## Required task
Repeat the lines that follow, leaving nothing out.
☆ ☆ ☆
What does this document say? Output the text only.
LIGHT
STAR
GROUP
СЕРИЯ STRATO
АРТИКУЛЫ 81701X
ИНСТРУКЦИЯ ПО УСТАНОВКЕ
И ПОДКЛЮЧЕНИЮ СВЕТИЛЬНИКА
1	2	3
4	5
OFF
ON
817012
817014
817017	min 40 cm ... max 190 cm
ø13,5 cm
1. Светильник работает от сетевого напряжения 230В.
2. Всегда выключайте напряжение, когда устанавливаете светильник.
☆ ☆ ☆
## Written reply
What does this document say? Output the text only.
LIGHT
STAR
GROUP
СЕРИЯ STRATO
АРТИКУЛЫ 81701X
ИНСТРУКЦИЯ ПО УСТАНОВКЕ
И ПОДКЛЮЧЕНИЮ СВЕТИЛЬНИКА
1	2	3
4	5
OFF
ON
817012
817014
817017	min 40 cm ... max 190 cm
ø13,5 cm
1. Светильник работает от сетевого напряжения 230В.
2. Всегда выключайте напряжение, когда устанавливаете светильник.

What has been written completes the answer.